-------- EXCERPTED RECORDS --------
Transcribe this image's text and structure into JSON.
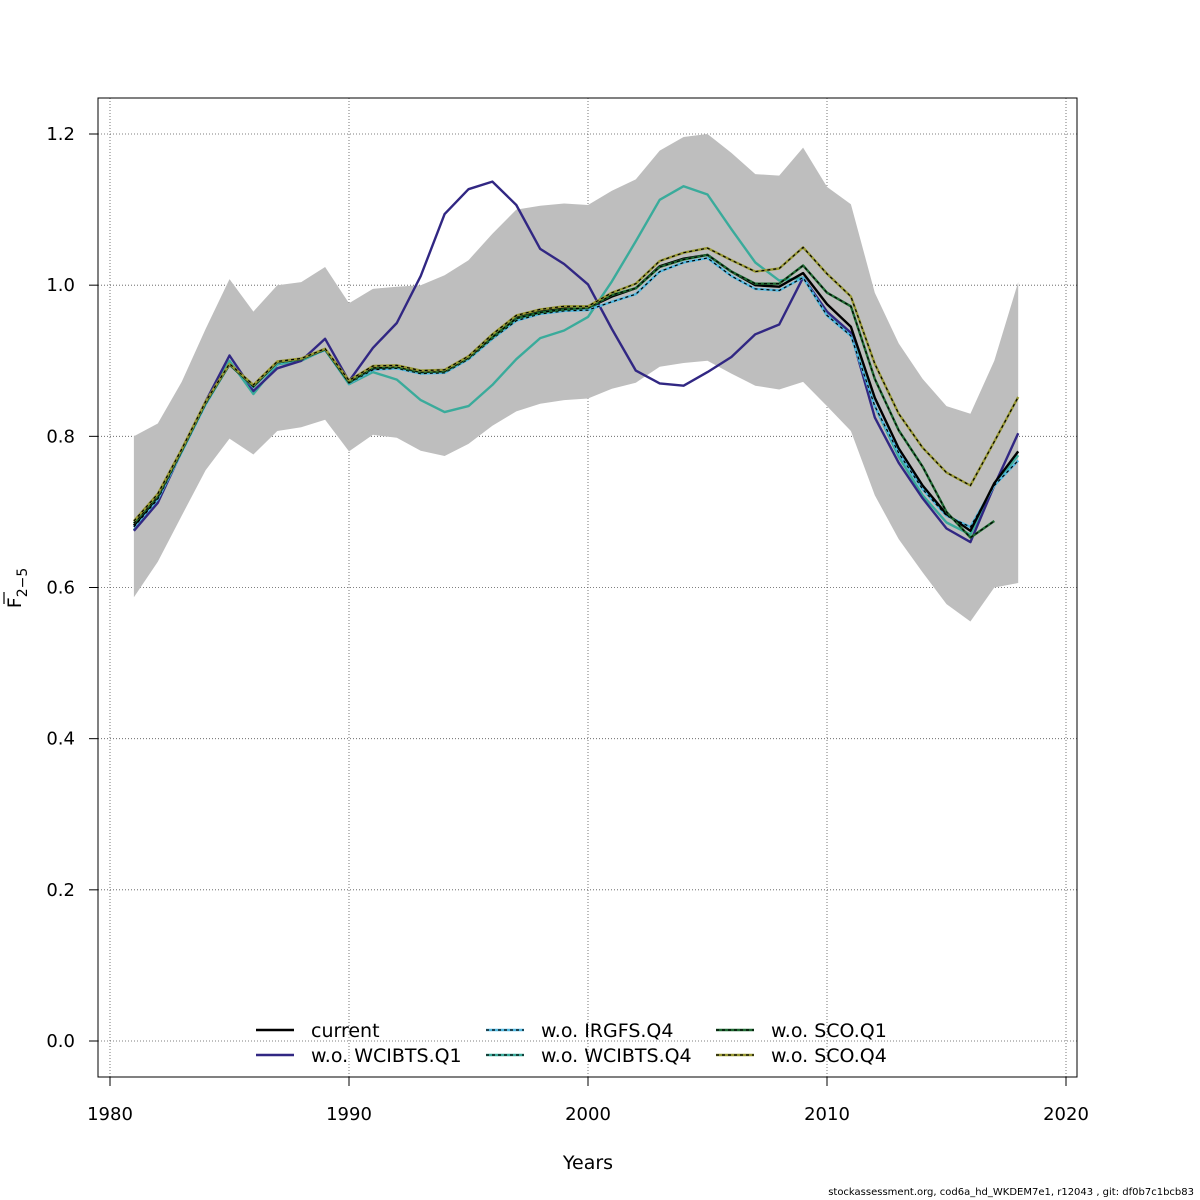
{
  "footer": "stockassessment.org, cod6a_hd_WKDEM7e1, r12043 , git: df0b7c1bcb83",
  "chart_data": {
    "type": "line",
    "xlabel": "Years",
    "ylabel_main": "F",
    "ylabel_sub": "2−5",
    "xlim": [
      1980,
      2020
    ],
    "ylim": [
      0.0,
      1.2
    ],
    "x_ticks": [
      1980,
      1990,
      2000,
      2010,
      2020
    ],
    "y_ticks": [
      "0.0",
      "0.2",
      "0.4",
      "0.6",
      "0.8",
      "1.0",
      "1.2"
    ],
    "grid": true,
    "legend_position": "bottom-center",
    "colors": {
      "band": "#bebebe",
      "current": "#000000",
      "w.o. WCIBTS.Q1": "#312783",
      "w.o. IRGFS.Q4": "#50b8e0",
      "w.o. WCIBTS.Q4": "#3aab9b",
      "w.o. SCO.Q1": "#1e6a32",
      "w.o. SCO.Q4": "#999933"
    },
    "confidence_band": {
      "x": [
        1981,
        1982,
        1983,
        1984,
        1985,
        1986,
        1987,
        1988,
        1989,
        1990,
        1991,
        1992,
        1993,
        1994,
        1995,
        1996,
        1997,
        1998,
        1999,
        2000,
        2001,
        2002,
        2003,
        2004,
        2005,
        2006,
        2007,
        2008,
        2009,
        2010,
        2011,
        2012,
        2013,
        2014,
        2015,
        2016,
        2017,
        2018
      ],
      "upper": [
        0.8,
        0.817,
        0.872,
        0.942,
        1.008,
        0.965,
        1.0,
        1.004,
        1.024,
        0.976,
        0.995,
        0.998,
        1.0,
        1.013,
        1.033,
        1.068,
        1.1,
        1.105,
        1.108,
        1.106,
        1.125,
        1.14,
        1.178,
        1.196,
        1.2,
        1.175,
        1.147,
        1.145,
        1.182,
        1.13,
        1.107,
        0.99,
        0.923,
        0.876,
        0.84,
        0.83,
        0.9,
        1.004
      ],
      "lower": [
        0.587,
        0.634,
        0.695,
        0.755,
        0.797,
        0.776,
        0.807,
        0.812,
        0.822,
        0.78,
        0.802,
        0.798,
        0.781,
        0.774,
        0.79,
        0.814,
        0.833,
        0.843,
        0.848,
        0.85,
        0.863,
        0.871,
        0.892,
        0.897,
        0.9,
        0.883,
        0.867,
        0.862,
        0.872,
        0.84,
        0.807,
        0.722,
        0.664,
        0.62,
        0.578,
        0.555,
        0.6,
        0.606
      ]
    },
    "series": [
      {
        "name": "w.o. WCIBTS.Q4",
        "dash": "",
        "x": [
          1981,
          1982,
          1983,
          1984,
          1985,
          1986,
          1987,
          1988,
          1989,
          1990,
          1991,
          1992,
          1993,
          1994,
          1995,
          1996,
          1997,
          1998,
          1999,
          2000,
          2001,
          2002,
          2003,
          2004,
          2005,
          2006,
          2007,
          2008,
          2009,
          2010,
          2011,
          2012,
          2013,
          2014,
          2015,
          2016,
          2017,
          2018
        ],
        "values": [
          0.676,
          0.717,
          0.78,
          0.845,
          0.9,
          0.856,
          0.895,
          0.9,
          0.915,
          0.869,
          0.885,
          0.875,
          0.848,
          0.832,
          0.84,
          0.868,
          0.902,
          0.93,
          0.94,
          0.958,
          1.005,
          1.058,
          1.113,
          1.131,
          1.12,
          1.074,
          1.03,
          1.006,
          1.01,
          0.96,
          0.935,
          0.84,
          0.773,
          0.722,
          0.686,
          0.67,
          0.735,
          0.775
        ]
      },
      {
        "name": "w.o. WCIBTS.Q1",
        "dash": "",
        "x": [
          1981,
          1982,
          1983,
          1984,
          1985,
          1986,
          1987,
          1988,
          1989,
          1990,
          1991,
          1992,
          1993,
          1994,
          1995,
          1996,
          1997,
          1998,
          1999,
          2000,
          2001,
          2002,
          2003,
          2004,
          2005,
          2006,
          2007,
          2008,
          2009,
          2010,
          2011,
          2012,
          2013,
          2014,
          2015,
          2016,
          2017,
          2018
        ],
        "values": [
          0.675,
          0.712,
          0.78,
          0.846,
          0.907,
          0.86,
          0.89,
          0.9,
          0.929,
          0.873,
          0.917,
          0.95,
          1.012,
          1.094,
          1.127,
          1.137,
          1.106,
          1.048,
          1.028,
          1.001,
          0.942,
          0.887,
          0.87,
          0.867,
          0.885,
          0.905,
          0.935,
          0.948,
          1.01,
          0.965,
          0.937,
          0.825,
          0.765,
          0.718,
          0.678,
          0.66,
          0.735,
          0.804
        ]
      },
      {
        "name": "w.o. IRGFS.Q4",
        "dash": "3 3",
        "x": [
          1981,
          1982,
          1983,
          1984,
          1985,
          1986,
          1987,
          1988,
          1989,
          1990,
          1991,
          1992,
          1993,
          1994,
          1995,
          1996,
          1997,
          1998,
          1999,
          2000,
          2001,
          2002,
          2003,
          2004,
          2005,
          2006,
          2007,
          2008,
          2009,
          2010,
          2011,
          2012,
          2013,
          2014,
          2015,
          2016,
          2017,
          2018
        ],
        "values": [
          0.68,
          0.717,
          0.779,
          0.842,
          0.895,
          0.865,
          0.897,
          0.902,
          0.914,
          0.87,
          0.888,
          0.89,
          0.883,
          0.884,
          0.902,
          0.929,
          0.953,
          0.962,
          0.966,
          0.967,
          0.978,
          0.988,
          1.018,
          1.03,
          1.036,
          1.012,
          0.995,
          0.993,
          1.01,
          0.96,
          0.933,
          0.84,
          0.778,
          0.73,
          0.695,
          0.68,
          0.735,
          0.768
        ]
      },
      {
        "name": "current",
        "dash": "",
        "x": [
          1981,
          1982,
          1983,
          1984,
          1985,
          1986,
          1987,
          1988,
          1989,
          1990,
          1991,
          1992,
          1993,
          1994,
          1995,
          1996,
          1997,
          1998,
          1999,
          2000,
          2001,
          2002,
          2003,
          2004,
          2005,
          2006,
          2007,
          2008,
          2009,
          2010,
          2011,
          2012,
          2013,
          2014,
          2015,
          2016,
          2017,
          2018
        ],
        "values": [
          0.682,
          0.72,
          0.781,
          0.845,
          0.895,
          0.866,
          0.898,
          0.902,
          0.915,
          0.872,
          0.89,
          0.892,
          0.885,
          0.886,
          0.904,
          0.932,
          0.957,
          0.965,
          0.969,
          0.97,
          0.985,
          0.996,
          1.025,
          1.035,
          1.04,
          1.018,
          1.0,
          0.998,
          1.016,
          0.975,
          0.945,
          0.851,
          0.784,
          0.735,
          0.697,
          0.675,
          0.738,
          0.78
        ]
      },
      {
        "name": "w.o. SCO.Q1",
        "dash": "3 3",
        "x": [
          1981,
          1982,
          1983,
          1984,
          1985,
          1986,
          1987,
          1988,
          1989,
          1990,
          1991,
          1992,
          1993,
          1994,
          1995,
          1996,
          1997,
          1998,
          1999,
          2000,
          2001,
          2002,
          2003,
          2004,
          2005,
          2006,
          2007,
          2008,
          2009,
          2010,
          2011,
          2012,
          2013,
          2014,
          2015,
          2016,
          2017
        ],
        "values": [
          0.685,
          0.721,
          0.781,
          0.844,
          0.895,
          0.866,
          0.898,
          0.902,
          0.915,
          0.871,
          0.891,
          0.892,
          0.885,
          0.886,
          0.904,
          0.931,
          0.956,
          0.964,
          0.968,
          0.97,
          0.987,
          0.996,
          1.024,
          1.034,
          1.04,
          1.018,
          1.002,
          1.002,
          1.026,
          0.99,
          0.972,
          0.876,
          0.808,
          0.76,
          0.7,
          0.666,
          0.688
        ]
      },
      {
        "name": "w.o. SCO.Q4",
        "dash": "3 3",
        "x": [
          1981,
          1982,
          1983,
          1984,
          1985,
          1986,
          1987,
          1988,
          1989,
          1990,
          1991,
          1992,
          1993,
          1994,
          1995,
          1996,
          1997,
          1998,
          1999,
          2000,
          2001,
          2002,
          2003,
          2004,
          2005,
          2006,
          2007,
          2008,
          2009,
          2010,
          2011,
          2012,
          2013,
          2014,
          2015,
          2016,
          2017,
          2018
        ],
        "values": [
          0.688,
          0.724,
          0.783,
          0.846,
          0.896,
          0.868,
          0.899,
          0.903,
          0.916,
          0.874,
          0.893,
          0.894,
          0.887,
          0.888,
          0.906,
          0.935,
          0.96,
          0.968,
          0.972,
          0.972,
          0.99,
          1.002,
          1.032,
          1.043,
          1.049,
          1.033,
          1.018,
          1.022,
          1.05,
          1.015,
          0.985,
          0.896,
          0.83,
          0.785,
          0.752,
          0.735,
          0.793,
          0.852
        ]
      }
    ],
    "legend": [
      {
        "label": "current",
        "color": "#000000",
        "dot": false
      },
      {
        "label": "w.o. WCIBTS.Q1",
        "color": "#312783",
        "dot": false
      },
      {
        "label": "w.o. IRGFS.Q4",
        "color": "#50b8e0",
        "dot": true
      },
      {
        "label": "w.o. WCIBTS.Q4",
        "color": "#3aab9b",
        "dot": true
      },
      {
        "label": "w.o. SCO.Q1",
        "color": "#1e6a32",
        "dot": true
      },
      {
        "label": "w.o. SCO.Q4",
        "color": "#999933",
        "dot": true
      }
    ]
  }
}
--------
■ PROMPT ■
List the lines that contain the word "name".

■ CORRECT OUTPUT ■
        "name": "w.o. WCIBTS.Q4",
        "name": "w.o. WCIBTS.Q1",
        "name": "w.o. IRGFS.Q4",
        "name": "current",
        "name": "w.o. SCO.Q1",
        "name": "w.o. SCO.Q4",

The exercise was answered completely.